EXERCISE GOAL>
Locate and copy each line in the data that contains the word "Round".

MATERIAL FOR THE TASK>
....

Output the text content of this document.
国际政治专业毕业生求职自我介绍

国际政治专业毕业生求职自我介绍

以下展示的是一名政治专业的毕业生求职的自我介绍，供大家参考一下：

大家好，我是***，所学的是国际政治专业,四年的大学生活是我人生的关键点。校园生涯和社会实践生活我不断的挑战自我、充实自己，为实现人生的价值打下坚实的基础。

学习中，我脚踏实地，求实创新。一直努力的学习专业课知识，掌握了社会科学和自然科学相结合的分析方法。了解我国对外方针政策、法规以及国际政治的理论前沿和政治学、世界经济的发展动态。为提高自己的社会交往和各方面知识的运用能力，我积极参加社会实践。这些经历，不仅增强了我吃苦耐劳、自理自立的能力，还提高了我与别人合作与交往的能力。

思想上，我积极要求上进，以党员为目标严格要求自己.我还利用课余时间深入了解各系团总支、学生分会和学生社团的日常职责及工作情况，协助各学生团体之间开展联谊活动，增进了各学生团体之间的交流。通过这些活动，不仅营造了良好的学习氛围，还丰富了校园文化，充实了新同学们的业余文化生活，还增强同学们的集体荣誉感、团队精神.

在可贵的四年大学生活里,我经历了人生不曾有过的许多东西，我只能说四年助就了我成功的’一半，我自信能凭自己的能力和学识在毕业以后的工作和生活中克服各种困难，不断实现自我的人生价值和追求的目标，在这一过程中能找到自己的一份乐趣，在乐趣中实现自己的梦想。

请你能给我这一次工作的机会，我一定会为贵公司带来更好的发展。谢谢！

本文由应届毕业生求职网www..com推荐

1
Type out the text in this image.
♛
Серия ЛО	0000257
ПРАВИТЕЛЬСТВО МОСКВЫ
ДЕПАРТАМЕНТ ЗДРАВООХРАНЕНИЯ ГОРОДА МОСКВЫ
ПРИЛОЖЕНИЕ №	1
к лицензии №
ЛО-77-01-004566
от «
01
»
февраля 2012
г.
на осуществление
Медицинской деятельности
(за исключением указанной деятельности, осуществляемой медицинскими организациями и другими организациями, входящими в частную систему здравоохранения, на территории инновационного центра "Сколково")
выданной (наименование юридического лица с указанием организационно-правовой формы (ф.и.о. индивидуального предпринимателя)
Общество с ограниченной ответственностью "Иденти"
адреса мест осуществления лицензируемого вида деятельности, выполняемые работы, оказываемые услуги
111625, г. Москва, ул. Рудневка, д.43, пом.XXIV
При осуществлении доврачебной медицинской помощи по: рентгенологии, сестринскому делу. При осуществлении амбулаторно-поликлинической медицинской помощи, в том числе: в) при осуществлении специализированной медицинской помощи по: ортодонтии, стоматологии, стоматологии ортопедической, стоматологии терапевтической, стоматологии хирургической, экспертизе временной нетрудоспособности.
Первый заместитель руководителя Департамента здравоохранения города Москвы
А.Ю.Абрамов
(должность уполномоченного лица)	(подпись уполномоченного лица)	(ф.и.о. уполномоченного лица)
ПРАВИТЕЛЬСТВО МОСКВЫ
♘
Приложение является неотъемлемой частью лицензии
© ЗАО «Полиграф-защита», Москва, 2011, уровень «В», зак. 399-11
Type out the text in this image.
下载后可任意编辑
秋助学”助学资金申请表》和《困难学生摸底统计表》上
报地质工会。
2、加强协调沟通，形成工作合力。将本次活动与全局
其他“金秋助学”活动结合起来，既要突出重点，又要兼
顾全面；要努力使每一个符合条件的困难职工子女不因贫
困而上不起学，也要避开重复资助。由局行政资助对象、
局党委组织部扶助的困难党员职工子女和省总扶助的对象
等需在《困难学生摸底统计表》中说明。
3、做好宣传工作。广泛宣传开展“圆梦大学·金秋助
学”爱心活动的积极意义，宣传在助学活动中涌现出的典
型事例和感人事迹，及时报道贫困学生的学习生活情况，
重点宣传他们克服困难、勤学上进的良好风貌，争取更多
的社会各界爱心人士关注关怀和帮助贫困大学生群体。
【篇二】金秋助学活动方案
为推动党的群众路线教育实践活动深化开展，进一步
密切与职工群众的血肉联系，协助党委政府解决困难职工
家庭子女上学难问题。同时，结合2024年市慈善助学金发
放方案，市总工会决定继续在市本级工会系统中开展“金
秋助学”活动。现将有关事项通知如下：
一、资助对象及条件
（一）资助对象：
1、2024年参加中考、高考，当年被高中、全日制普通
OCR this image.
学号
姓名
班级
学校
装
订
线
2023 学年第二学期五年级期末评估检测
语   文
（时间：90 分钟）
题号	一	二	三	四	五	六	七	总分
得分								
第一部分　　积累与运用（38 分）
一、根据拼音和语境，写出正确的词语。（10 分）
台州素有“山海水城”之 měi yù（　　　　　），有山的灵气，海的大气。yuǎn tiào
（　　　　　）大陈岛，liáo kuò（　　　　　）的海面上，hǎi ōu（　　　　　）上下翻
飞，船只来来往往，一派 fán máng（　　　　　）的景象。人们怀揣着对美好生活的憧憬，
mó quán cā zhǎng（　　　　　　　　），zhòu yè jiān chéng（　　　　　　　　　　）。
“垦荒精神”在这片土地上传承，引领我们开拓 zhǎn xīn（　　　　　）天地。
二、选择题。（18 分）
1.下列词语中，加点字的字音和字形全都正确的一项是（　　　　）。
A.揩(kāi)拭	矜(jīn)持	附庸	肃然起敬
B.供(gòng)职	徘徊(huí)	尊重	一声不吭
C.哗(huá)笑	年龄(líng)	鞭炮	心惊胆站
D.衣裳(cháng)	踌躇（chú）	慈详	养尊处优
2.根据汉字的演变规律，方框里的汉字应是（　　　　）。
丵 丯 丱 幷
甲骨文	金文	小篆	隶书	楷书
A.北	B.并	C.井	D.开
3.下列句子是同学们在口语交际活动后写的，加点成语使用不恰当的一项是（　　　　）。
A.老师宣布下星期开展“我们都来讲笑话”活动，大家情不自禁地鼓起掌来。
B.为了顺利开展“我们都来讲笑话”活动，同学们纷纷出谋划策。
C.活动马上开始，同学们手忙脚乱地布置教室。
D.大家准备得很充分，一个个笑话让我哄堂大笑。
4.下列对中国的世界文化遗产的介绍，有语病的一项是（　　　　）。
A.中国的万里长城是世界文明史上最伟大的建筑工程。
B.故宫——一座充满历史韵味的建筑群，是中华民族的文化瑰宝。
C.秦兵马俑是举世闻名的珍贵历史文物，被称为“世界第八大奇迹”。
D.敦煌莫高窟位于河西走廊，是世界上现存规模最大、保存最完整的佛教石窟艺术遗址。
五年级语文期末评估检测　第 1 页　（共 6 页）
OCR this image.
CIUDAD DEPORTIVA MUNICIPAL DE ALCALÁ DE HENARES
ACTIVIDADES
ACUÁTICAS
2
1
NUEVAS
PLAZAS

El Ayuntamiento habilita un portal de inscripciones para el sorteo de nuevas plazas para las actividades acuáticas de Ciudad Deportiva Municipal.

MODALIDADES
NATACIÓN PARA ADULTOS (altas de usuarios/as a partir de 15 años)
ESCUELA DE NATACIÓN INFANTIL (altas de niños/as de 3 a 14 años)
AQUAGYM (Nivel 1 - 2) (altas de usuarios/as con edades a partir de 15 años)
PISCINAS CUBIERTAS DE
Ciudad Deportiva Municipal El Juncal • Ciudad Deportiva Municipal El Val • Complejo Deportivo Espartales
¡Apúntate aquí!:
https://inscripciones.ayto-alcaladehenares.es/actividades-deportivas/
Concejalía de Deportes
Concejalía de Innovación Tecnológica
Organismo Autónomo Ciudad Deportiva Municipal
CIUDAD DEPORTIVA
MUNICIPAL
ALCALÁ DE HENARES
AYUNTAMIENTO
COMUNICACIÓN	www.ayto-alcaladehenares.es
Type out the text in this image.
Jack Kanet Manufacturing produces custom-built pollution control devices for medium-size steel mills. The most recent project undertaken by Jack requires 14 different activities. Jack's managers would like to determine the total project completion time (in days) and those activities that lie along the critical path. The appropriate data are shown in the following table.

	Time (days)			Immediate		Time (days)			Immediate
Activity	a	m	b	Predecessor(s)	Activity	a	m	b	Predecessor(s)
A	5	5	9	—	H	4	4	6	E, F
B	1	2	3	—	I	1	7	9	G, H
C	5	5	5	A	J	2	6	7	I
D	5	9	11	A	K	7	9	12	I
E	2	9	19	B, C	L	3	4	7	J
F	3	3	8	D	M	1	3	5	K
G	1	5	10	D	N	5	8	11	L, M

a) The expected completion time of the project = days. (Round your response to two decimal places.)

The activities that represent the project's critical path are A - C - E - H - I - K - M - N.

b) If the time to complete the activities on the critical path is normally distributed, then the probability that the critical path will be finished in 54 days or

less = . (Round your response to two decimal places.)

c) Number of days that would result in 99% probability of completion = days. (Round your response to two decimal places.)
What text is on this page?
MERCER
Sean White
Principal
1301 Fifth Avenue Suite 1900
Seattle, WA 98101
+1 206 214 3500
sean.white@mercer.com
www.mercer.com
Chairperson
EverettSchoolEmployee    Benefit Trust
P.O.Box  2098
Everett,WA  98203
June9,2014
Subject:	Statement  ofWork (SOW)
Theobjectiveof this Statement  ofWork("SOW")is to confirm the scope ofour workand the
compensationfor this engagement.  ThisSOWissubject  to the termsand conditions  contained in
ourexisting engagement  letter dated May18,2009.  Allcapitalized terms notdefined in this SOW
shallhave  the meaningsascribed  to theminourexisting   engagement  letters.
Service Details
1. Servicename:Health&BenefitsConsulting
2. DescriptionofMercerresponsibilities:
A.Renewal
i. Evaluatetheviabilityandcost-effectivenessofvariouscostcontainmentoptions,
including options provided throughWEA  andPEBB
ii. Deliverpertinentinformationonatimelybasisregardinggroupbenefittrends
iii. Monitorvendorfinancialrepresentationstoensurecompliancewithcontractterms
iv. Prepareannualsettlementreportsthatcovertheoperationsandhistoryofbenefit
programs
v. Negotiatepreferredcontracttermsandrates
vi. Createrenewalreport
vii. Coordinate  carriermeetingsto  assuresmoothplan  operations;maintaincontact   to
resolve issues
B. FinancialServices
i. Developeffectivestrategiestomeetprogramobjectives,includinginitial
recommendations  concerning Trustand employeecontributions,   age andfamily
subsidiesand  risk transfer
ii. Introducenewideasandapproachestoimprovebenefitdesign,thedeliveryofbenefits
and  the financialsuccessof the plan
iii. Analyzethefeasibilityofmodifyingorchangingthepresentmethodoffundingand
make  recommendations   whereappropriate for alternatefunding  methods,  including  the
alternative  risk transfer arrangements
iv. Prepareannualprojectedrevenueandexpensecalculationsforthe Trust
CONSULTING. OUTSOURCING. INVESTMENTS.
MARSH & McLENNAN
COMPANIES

....

RESULT FOR THIS TASK>
a) The expected completion time of the project = days. (Round your response to two decimal places.)
less = . (Round your response to two decimal places.)
c) Number of days that would result in 99% probability of completion = days. (Round your response to two decimal places.)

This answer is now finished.